Monday, July 4, 2011

Resistance Is Out to Get Me


You, Too, So Watch Out
If You Have Work You Love

Black is black.

Resistance is out to get me. Do the Work! and The War of Art, both by Steven Pressfield, warned me how insidious it is. Today, I am determined to fight the malevolent Resistance, and it’s putting on a show to rival the Fourth of July fireworks I will see tonight.
Cool, damp air beckoned me outside at 7 a.m., the perfect time for summer gardening. Stories were running through my head, so I took Pressfield’s advice and put a small notepad and pen in the back pocket of my Levi’s—no pencil because I figured I surely would get stabbed in the butt. I gave air and light to weed-choked perennials and paused from time to time to jot down a few phrases. I felt accomplished because while I played in the dirt, I also wrote.
The morning progressed quietly; the family was in New Hampshire, and not expected to return until later in the afternoon. My foot was poised to step into my room and write when shrieks ricocheted off the latched door downstairs. Desperate to use the facilities after a two-hour drive, my arriving family almost tore the door off its hinges. “Desperate” doesn’t do it justice: There would have been blood if we had only one bathroom.
I recovered from that shock and longed for my time at the keyboard, but listened to their weekend in review. I ate breakfast. At an opportune time, I sneaked away to start my laundry. I would finally begin writing while it was washing. I offered to wash my daughter Tarah’s black Apple business team shirt because I was doing a dark load. “Thanks,” she said, “as long as it’s dry in time for me to go to work.” No way would it take three hours, so her shirt joined the rest of the darks.
Ah… time to write. I started my story—about garbage, trash on the curb, rotting matter, junk, items that require disposal. I got a good start, after, of course, checking e-mail and Facebook, listening to voicemail, and answering a phone call. All Resistance with a capital R.
Keyboard time arrived at last.  I remembered some notes from earlier, but typed them quickly because I didn’t want to go downstairs again for my notebook. I completed a page and then my other daughter Vee called. She recently spent nine days in a 24-hour-a-day futile effort to save a too-tiny puppy. She is mourning, so I took the call. The call ended and I wrote another paragraph, but it was time to put the wash in the dryer.  I pressed save and trotted down the two flights of stairs to the basement.

STORED DATA:
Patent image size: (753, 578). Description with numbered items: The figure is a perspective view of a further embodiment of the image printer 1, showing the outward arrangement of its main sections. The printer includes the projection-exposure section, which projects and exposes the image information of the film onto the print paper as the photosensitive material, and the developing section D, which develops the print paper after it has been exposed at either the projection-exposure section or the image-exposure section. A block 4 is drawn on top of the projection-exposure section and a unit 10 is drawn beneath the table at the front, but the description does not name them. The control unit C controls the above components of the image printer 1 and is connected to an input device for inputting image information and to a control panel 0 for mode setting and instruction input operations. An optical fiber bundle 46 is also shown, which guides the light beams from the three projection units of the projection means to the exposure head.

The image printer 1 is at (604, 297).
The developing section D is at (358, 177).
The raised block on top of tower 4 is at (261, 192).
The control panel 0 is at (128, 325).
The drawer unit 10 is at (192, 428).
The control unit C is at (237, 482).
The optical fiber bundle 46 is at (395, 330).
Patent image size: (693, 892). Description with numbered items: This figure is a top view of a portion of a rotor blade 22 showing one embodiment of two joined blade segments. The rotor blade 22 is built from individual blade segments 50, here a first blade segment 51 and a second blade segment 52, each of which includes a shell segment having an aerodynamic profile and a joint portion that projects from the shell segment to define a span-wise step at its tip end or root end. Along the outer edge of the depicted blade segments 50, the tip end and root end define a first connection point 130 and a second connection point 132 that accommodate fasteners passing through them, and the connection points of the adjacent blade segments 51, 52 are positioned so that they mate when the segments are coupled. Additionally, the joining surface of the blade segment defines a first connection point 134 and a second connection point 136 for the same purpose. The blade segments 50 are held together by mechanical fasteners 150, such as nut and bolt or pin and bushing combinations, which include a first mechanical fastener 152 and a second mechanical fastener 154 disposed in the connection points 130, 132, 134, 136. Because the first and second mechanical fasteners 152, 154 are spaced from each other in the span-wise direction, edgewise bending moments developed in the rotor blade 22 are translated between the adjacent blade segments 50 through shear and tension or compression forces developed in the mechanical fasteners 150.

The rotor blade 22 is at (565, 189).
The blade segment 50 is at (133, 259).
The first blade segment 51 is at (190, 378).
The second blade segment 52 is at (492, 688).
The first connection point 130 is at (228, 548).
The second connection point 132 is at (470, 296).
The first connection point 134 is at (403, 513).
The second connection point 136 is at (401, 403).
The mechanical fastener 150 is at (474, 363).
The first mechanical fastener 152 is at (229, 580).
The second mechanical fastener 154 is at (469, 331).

--

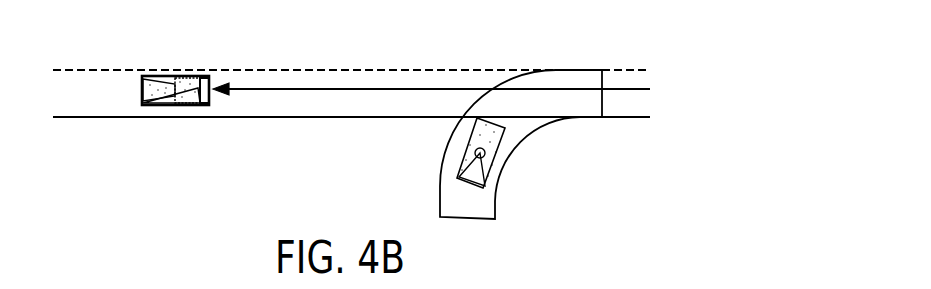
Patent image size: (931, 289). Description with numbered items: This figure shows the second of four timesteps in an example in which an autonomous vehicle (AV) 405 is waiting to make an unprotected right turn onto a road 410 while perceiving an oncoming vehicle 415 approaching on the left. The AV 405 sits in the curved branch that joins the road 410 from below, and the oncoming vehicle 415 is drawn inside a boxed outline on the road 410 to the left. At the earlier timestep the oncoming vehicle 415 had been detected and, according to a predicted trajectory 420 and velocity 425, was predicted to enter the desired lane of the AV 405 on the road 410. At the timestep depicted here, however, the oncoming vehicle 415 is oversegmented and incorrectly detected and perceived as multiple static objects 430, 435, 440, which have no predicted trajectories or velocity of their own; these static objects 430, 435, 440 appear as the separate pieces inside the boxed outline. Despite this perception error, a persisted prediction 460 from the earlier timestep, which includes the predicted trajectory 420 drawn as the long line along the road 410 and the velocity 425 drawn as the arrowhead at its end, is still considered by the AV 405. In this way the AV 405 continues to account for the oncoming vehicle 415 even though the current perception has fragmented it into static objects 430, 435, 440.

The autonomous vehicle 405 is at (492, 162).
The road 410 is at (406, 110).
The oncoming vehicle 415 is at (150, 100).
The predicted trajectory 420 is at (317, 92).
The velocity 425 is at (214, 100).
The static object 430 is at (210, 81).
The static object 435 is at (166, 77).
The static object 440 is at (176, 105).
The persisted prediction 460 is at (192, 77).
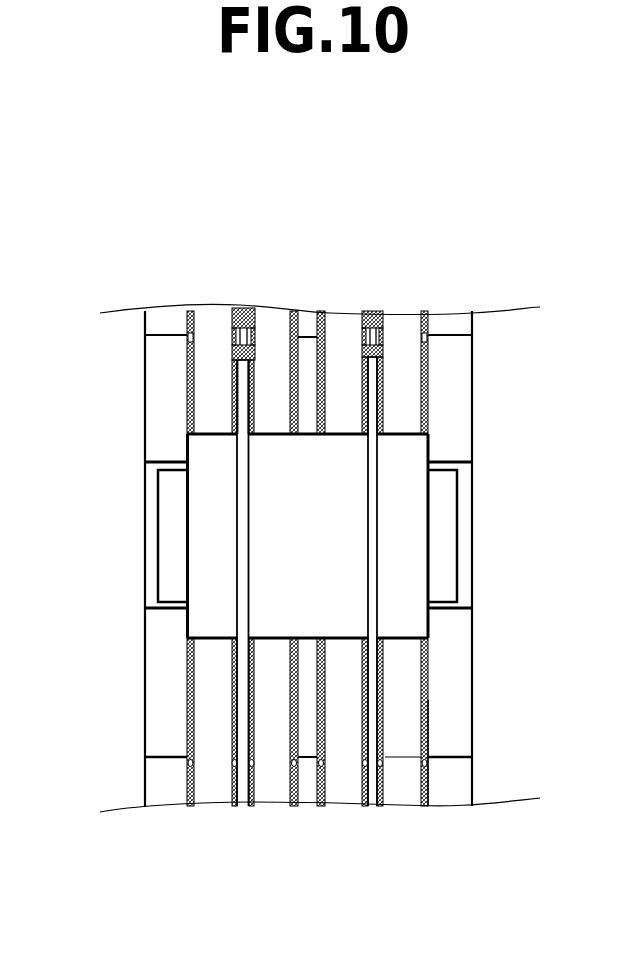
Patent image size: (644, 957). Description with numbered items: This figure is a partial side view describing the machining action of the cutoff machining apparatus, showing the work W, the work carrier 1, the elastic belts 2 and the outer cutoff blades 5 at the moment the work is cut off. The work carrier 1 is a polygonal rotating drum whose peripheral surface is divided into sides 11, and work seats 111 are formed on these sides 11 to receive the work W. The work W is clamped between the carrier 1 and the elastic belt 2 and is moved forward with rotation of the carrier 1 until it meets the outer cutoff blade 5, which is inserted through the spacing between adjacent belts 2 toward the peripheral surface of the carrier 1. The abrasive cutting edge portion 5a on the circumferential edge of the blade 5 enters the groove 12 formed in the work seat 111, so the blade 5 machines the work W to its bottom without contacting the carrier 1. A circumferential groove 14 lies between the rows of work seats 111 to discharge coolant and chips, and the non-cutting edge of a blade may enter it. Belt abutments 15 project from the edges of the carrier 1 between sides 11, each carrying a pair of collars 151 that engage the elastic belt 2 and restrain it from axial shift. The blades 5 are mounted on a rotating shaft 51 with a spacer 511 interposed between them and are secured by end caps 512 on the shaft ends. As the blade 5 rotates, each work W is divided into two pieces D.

WHAT YOU WILL DO:
**A)** Summarize the post about fighting Resistance in two sentences.
**B)** In the post about fighting Resistance, what did the writer carry outside in a back pocket while gardening?
**C)** Please rewrite the post about fighting Resistance between "Resistance is out to get me." and "I also wrote.", inclusive, changing "perennials" to "rosebushes".
The records play no part in this work.

COMPLETE ANSWERS:
**A)** Warned by Steven Pressfield's books about Resistance, the writer set out on the Fourth of July to fight it, gardening at 7 a.m. and jotting down phrases in a notepad along the way. The day's writing kept getting interrupted by the family's frantic return, breakfast, laundry, e-mail and Facebook, and a call from daughter Vee, until it was time to move the wash to the dryer.

**B)** A small notepad and pen.

**C)**
Resistance is out to get me. Do the Work! and The War of Art, both by Steven Pressfield, warned me how insidious it is. Today, I am determined to fight the malevolent Resistance, and it’s putting on a show to rival the Fourth of July fireworks I will see tonight.
Cool, damp air beckoned me outside at 7 a.m., the perfect time for summer gardening. Stories were running through my head, so I took Pressfield’s advice and put a small notepad and pen in the back pocket of my Levi’s—no pencil because I figured I surely would get stabbed in the butt. I gave air and light to weed-choked rosebushes and paused from time to time to jot down a few phrases. I felt accomplished because while I played in the dirt, I also wrote.